◆ YOUR TASK
Answer the following from the abstract on budesonide delivery:
(a) What range of sol-gel temperatures was observed for the PF127 formulations?
(b) For at least how long did the formulation remain on the TGI mucosa after administration?
(c) Which PF127 BUD formulation resolved the inflammatory injury in the murine model of intestinal mucositis?

◆ EXCERPT

Thermoreversible mucoadhesive polymer-drug dispersion for sustained local delivery of budesonide to treat inflammatory disorders of the GI tract

Abstract

Mucoadhesive drug formulations have been studied and used as alternatives to conventional formulations in order to achieve prolonged retention at the intended site. In addition to providing a controlled drug release, several drugs and disease conditions might benefit from mucoadhesive formulations, contributing to better therapeutic outcomes. Here, we describe the development and the in vitro/in vivo characterization of a mucoadhesive in situ gellifying formulation using PF127, a thermo reversible polymer, entrapping budesonide (BUD), a potent corticosteroid used for the treatment of a wide range of inflammatory diseases, including those affecting mucosas, such as in the GI tract. PF127 formulations (15–17%) were successfully prepared by a cold method as a thermo reversible in situ gelling dispersion for mucosal drug delivery, as confirmed by DSC. Sol-gel temperatures of PF127 formulations (25–39 °C) were observed by dynamic gelation and determined by microrheology and oscillatory rheometry. X-ray diffractograms and TEM images showed that BUD was completely solubilized within the polymeric micelles. In vitro, the gels showed 5–14 g force of mucoadhesion, and the ex vivo studies confirmed that the formulation efficiently adhered to the mucosa. Histopathological analysis combined with fluorescence images and ex vivo intestinal permeation confirmed that the formulation remained on the TGI mucosa for at least 4 h after administration. In vivo studies conducted in a murine model of intestinal mucositis demonstrated that the 16% PF127 BUD formulation was able to resolve the inflammatory injury in the intestinal mucosa. Results demonstrate that fine-tuning of PF127 formulations along with adequate selection of the drug agent, thorough characterization of the dispersions and their interactions with biological interfaces leads to the development of effective controlled drug delivery systems targeted to GI inflammatory diseases.

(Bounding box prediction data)
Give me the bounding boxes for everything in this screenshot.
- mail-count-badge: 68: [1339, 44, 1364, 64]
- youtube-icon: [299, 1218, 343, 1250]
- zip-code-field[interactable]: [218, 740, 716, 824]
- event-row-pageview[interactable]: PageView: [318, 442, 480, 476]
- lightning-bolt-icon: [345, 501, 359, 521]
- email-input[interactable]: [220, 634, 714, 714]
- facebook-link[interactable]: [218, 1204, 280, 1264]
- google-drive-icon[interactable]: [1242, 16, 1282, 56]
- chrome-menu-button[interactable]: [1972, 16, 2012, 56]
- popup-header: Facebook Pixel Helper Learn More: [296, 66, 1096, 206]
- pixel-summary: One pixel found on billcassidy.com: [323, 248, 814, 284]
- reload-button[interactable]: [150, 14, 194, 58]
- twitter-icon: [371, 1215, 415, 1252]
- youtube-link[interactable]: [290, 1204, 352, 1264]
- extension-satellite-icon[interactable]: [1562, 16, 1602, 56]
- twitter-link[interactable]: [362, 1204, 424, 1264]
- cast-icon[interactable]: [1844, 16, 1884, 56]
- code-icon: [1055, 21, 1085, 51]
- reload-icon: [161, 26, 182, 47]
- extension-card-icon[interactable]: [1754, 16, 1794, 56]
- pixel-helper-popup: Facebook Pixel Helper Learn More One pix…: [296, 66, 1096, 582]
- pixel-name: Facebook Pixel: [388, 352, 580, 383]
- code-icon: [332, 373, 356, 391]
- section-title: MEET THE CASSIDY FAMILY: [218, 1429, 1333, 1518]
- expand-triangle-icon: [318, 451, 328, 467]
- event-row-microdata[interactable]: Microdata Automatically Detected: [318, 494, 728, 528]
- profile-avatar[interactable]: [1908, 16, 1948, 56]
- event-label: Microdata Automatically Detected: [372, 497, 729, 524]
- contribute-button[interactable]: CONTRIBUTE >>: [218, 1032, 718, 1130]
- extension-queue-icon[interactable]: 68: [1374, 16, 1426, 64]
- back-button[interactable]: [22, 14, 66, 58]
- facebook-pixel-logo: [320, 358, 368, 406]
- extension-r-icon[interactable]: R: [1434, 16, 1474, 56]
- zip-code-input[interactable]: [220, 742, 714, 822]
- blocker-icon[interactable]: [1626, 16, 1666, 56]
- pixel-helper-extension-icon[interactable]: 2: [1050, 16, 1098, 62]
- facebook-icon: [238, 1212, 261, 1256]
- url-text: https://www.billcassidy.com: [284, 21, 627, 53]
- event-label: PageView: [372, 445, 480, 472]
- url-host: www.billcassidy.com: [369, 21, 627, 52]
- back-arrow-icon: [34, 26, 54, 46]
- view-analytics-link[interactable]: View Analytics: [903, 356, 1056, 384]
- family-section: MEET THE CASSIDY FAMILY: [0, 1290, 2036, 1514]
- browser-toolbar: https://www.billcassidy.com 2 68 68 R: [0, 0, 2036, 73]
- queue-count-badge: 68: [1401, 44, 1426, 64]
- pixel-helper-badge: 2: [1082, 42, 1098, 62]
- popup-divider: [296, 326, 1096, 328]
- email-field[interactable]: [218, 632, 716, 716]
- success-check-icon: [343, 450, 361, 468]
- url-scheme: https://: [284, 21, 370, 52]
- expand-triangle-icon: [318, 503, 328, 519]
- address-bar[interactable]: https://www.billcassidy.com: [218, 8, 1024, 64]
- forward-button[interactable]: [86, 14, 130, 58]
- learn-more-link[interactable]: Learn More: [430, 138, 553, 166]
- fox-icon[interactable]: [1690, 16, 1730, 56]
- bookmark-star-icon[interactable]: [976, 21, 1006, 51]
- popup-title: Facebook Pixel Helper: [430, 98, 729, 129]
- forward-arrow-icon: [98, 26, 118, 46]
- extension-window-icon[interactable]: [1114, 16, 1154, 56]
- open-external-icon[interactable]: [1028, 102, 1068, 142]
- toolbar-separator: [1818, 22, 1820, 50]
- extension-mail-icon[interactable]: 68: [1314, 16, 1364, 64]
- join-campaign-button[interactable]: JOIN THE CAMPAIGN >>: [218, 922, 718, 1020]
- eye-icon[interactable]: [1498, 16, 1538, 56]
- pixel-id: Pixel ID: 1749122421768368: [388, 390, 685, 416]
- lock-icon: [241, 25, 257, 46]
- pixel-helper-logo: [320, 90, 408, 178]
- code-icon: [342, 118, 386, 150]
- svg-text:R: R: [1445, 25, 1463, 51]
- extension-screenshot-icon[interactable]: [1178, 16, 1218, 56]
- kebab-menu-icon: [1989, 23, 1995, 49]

◆ REPLY
(a) 25–39 °C
(b) 4 h
(c) The 16% PF127 BUD formulation